Instruction —
Look through the material below and count the lines with the string "document". Report only the count.

(Dataset items)
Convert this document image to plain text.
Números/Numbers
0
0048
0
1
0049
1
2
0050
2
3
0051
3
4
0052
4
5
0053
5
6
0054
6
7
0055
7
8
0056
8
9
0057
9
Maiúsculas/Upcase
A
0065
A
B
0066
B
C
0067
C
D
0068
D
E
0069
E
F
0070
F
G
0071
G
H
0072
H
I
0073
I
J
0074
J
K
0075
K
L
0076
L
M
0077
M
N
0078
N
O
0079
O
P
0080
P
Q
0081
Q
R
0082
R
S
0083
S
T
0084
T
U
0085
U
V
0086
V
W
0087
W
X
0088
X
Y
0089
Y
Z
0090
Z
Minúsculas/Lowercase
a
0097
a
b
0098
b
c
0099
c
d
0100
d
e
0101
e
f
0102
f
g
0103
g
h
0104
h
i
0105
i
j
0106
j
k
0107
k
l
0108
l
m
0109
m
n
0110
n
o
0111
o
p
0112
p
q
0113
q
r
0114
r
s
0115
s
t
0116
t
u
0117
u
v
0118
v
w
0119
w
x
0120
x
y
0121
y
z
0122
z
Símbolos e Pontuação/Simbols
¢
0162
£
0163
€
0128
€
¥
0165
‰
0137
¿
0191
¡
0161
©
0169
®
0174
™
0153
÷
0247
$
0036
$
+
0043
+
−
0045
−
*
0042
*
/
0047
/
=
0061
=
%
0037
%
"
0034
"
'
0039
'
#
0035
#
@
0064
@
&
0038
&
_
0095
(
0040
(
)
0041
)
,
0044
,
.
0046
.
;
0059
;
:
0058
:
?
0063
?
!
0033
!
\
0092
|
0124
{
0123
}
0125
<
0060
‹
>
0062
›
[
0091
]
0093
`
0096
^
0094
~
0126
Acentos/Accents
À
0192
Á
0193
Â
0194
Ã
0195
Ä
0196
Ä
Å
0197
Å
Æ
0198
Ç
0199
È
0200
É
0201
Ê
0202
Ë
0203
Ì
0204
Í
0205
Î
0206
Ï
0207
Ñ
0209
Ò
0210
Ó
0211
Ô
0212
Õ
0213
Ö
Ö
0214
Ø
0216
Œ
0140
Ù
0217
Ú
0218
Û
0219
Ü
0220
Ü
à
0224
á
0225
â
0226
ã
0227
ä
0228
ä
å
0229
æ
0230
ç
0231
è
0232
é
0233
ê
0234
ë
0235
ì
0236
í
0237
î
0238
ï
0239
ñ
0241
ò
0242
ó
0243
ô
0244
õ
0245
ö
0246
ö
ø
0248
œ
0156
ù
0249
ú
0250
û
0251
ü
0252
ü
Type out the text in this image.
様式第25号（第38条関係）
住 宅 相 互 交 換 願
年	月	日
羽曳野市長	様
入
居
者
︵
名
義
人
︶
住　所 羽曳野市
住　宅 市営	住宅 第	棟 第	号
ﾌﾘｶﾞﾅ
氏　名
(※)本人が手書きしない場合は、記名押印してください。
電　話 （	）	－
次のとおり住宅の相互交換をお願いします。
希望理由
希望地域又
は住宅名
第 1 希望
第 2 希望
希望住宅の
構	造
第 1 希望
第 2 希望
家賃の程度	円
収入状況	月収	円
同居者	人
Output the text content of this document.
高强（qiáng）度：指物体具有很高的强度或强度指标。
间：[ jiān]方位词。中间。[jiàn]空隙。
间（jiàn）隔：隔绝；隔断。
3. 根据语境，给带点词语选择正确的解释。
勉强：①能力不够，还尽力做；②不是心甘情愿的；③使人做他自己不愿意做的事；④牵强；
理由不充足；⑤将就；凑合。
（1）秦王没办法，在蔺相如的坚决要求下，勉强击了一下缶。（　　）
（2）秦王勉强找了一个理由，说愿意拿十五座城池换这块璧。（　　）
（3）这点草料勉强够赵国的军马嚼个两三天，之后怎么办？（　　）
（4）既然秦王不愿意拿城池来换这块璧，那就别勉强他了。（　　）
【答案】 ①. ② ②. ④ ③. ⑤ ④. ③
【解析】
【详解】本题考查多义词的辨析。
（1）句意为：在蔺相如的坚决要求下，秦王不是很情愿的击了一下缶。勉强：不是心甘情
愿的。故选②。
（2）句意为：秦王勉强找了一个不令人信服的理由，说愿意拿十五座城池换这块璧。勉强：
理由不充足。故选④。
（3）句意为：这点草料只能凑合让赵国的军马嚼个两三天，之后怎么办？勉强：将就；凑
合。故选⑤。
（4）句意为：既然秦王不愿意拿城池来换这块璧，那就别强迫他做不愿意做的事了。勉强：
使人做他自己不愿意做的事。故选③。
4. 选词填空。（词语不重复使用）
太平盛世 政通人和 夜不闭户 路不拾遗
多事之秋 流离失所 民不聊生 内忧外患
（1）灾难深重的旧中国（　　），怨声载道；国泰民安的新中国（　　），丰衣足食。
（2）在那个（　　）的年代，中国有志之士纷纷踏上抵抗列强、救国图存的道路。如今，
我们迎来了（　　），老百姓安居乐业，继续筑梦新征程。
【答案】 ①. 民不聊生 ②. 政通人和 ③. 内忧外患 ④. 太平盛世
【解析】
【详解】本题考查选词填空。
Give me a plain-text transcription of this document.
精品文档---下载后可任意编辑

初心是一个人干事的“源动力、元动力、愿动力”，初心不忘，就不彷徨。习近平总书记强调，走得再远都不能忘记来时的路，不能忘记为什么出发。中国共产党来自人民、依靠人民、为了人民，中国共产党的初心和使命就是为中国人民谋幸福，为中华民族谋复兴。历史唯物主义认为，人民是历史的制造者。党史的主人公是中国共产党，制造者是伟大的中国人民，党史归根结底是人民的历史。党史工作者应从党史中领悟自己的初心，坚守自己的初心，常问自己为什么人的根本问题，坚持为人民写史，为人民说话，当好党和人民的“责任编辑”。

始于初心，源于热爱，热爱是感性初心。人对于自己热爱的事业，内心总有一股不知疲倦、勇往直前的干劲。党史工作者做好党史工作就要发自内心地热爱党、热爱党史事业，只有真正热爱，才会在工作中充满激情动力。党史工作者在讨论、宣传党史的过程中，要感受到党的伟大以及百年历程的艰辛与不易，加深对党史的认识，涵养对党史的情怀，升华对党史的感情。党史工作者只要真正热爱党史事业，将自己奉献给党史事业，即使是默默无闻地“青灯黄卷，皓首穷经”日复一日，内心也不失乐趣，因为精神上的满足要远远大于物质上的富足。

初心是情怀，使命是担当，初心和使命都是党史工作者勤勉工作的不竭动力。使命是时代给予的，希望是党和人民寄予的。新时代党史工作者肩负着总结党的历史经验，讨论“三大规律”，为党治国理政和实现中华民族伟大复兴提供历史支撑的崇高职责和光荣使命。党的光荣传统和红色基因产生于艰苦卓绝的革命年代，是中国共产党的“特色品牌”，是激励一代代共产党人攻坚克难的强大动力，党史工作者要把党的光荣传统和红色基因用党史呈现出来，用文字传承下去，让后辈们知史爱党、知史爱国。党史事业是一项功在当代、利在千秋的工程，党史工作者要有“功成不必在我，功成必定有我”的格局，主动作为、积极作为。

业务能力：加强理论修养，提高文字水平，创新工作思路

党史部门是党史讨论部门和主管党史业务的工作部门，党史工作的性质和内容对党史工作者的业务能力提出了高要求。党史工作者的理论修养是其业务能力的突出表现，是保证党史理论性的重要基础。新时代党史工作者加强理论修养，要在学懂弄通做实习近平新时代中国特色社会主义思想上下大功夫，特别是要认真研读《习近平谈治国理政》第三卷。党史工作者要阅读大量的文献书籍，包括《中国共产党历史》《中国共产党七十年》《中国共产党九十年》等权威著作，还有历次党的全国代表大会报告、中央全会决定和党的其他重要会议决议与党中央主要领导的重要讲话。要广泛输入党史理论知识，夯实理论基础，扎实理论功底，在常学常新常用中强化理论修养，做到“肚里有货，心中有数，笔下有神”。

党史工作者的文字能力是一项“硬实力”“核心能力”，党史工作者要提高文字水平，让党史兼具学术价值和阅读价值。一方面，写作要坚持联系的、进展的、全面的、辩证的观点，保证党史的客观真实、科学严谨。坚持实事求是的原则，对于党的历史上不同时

The response —
3